RECORDS FOR THE EXERCISE -
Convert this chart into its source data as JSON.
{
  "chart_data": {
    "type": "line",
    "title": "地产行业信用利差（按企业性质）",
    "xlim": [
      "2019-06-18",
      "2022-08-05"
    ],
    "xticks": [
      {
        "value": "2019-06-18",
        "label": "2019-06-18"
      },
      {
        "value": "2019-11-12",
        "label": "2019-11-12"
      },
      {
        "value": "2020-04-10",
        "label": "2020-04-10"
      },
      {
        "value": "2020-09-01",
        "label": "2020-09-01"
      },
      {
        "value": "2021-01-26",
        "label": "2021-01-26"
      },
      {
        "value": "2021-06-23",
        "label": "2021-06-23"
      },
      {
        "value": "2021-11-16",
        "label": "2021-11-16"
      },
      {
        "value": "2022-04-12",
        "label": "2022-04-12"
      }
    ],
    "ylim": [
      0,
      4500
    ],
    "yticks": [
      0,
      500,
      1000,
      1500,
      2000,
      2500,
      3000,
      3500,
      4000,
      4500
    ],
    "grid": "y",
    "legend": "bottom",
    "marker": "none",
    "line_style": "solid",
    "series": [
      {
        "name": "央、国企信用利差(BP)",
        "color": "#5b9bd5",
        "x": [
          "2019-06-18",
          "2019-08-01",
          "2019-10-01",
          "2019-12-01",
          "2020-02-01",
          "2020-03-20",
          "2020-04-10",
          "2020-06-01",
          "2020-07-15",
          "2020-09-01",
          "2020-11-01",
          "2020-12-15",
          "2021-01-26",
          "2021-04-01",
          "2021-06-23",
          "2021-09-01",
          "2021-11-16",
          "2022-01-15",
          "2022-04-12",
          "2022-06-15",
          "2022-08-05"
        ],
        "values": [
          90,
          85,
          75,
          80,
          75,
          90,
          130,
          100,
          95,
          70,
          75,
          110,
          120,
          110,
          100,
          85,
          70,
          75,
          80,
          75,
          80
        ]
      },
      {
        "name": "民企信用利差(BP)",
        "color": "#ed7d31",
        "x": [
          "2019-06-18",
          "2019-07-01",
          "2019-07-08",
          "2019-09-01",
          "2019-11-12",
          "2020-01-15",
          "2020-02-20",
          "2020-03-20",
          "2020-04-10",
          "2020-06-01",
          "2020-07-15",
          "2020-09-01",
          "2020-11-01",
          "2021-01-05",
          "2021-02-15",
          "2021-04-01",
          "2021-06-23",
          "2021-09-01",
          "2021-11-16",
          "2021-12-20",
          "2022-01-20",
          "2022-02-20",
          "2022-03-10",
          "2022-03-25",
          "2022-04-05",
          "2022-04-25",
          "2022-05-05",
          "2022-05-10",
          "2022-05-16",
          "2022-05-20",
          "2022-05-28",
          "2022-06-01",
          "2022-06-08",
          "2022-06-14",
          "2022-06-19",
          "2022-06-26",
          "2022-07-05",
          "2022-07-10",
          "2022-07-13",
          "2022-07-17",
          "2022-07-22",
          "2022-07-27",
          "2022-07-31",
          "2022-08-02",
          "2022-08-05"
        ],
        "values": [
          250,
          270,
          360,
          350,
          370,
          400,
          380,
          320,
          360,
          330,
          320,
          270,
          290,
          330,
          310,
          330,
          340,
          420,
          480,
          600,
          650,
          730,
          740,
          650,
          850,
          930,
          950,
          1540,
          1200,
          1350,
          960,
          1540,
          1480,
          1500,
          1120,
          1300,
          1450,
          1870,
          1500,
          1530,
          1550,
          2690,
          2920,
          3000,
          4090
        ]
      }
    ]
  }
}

STATED EXERCISE -
Transcribe the material above word for word.

THE RESULT -
Convert this chart into its source data as JSON.
{
  "chart_data": {
    "type": "line",
    "title": "地产行业信用利差（按企业性质）",
    "xlim": [
      "2019-06-18",
      "2022-08-05"
    ],
    "xticks": [
      {
        "value": "2019-06-18",
        "label": "2019-06-18"
      },
      {
        "value": "2019-11-12",
        "label": "2019-11-12"
      },
      {
        "value": "2020-04-10",
        "label": "2020-04-10"
      },
      {
        "value": "2020-09-01",
        "label": "2020-09-01"
      },
      {
        "value": "2021-01-26",
        "label": "2021-01-26"
      },
      {
        "value": "2021-06-23",
        "label": "2021-06-23"
      },
      {
        "value": "2021-11-16",
        "label": "2021-11-16"
      },
      {
        "value": "2022-04-12",
        "label": "2022-04-12"
      }
    ],
    "ylim": [
      0,
      4500
    ],
    "yticks": [
      0,
      500,
      1000,
      1500,
      2000,
      2500,
      3000,
      3500,
      4000,
      4500
    ],
    "grid": "y",
    "legend": "bottom",
    "marker": "none",
    "line_style": "solid",
    "series": [
      {
        "name": "央、国企信用利差(BP)",
        "color": "#5b9bd5",
        "x": [
          "2019-06-18",
          "2019-08-01",
          "2019-10-01",
          "2019-12-01",
          "2020-02-01",
          "2020-03-20",
          "2020-04-10",
          "2020-06-01",
          "2020-07-15",
          "2020-09-01",
          "2020-11-01",
          "2020-12-15",
          "2021-01-26",
          "2021-04-01",
          "2021-06-23",
          "2021-09-01",
          "2021-11-16",
          "2022-01-15",
          "2022-04-12",
          "2022-06-15",
          "2022-08-05"
        ],
        "values": [
          90,
          85,
          75,
          80,
          75,
          90,
          130,
          100,
          95,
          70,
          75,
          110,
          120,
          110,
          100,
          85,
          70,
          75,
          80,
          75,
          80
        ]
      },
      {
        "name": "民企信用利差(BP)",
        "color": "#ed7d31",
        "x": [
          "2019-06-18",
          "2019-07-01",
          "2019-07-08",
          "2019-09-01",
          "2019-11-12",
          "2020-01-15",
          "2020-02-20",
          "2020-03-20",
          "2020-04-10",
          "2020-06-01",
          "2020-07-15",
          "2020-09-01",
          "2020-11-01",
          "2021-01-05",
          "2021-02-15",
          "2021-04-01",
          "2021-06-23",
          "2021-09-01",
          "2021-11-16",
          "2021-12-20",
          "2022-01-20",
          "2022-02-20",
          "2022-03-10",
          "2022-03-25",
          "2022-04-05",
          "2022-04-25",
          "2022-05-05",
          "2022-05-10",
          "2022-05-16",
          "2022-05-20",
          "2022-05-28",
          "2022-06-01",
          "2022-06-08",
          "2022-06-14",
          "2022-06-19",
          "2022-06-26",
          "2022-07-05",
          "2022-07-10",
          "2022-07-13",
          "2022-07-17",
          "2022-07-22",
          "2022-07-27",
          "2022-07-31",
          "2022-08-02",
          "2022-08-05"
        ],
        "values": [
          250,
          270,
          360,
          350,
          370,
          400,
          380,
          320,
          360,
          330,
          320,
          270,
          290,
          330,
          310,
          330,
          340,
          420,
          480,
          600,
          650,
          730,
          740,
          650,
          850,
          930,
          950,
          1540,
          1200,
          1350,
          960,
          1540,
          1480,
          1500,
          1120,
          1300,
          1450,
          1870,
          1500,
          1530,
          1550,
          2690,
          2920,
          3000,
          4090
        ]
      }
    ]
  }
}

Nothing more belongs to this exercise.